In the next section, I describe the step-by-step methodology developed by Bond and Lang (2013) and how the scale_transformation command extends their methodology for general use to a wide range of applications in this literature.

3 The scale_transformation command

3.1 Bond and Lang (2013) methodology

The Bond and Lang (2013) methodology tests the robustness to scaling of subgroup differences using arbitrary monotone transformations of an underlying ability or test score distribution. Relying on sixth-degree polynomial transformations, the original code tries to minimize or maximize the differences in test score growth between any two subgroups. These growth-minimizing and growth-maximizing transformations present lower and upper bounds, respectively, of the differences between subgroups.

Step-by-step methodology

1. Define the objective function as

Gap growth = α_{(1, t = 1)} - α_{(1, t = 0)}

where α _(1,t) is the difference in test scores between groups at time t (see step 2d for more details on how to obtain α _(1,t)). Note that test scores need to be already vertically equated. That is, they should be completely comparable and mapped into a single scale regardless of the time in which they were captured.

2. Optimize the following function over the defined objective:

Take the original test scores, and scale them down to be between 0 and 1 (for computational speed).
◇ ◇ ◇
Set task 1: Quote the entries word for word, starting with their first line and going on through the line that contains "item1-description: Конспект обобщающего".

Material to process:
◇ ◇ ◇
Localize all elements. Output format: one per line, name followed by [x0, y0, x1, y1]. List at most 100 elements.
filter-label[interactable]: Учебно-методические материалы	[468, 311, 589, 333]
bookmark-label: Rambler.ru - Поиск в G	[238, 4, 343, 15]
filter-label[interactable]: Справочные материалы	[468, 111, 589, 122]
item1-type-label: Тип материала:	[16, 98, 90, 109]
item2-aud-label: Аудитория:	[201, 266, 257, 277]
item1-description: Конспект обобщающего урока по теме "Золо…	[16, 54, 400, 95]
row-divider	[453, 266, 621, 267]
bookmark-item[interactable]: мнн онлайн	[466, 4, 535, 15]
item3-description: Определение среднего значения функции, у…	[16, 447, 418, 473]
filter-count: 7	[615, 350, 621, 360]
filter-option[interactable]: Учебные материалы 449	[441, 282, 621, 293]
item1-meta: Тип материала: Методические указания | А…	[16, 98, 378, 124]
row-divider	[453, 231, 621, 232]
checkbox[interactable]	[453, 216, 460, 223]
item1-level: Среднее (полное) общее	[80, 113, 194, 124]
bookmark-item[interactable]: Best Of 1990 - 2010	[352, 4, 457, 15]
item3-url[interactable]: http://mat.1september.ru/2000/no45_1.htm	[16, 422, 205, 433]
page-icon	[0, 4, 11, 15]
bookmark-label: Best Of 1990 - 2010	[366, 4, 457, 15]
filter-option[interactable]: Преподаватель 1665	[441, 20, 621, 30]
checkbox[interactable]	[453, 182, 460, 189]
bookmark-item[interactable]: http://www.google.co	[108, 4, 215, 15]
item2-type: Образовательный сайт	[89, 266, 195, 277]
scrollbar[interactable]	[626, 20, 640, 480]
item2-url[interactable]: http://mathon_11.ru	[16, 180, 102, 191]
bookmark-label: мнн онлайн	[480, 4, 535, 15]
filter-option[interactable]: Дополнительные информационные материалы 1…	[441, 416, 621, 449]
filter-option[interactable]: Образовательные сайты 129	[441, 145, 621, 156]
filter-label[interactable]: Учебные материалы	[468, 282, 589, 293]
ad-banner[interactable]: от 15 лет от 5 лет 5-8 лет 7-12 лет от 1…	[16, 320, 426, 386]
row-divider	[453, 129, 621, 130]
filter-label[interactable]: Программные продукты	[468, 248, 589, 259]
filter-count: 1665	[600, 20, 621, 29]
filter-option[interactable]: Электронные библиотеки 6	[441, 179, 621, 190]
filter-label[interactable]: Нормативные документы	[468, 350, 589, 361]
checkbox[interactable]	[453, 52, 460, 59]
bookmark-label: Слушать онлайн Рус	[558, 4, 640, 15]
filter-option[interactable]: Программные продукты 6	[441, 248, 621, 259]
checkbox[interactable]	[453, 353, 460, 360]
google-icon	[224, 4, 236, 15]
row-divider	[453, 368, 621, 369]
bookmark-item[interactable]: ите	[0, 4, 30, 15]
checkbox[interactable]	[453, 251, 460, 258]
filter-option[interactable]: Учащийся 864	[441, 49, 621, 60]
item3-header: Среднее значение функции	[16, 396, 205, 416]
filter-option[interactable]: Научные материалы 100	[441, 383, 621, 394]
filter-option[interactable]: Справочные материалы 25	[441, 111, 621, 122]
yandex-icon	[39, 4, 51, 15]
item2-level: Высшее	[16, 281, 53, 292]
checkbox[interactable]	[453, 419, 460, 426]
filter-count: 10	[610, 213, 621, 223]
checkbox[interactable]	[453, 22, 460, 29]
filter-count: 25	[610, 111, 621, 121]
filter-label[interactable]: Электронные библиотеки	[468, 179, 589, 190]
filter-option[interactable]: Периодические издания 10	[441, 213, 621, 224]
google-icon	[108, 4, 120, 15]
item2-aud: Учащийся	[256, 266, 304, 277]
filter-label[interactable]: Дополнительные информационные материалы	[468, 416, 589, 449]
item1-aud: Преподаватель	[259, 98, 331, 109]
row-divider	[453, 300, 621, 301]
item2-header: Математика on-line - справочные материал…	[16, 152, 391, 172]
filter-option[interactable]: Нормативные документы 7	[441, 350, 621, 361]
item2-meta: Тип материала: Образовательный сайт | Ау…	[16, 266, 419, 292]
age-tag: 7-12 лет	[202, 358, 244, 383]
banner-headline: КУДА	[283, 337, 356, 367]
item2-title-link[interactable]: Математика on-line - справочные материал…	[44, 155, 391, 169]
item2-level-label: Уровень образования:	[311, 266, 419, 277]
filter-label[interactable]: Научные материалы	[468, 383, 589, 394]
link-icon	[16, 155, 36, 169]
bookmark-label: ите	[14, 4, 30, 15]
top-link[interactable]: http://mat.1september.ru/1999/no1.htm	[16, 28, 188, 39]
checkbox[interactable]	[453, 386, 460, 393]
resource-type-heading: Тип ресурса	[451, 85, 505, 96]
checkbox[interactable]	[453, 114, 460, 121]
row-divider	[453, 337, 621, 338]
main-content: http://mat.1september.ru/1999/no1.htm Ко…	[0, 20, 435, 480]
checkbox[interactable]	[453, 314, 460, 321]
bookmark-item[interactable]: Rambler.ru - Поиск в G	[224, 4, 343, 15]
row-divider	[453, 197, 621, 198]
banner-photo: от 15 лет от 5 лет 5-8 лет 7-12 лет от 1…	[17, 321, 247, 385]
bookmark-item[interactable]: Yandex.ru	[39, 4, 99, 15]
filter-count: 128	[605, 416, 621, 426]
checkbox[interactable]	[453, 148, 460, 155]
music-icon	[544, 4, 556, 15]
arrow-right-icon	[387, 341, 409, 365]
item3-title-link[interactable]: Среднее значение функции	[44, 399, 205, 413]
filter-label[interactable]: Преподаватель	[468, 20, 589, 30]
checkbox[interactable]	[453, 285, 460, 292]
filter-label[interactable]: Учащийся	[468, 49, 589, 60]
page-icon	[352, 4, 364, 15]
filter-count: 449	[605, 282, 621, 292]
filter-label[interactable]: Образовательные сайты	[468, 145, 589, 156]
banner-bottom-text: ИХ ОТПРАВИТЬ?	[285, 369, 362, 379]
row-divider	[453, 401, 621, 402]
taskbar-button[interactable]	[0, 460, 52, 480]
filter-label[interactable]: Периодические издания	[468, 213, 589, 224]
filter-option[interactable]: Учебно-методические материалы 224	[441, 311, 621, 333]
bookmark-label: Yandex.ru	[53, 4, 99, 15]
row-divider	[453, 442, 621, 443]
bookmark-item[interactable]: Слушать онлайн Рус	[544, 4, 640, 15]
◇ ◇ ◇
Set task 2: Print the full excerpt on the scale_transformation command exactly as it appears.

Complete response 1:
Localize all elements. Output format: one per line, name followed by [x0, y0, x1, y1]. List at most 100 elements.
filter-label[interactable]: Учебно-методические материалы	[468, 311, 589, 333]
bookmark-label: Rambler.ru - Поиск в G	[238, 4, 343, 15]
filter-label[interactable]: Справочные материалы	[468, 111, 589, 122]
item1-type-label: Тип материала:	[16, 98, 90, 109]
item2-aud-label: Аудитория:	[201, 266, 257, 277]
item1-description: Конспект обобщающего урока по теме "Золо…	[16, 54, 400, 95]

Complete response 2:
In the next section, I describe the step-by-step methodology developed by Bond and Lang (2013) and how the scale_transformation command extends their methodology for general use to a wide range of applications in this literature.

3 The scale_transformation command

3.1 Bond and Lang (2013) methodology

The Bond and Lang (2013) methodology tests the robustness to scaling of subgroup differences using arbitrary monotone transformations of an underlying ability or test score distribution. Relying on sixth-degree polynomial transformations, the original code tries to minimize or maximize the differences in test score growth between any two subgroups. These growth-minimizing and growth-maximizing transformations present lower and upper bounds, respectively, of the differences between subgroups.

Step-by-step methodology

1. Define the objective function as

Gap growth = α_{(1, t = 1)} - α_{(1, t = 0)}

where α _(1,t) is the difference in test scores between groups at time t (see step 2d for more details on how to obtain α _(1,t)). Note that test scores need to be already vertically equated. That is, they should be completely comparable and mapped into a single scale regardless of the time in which they were captured.

2. Optimize the following function over the defined objective:

Take the original test scores, and scale them down to be between 0 and 1 (for computational speed).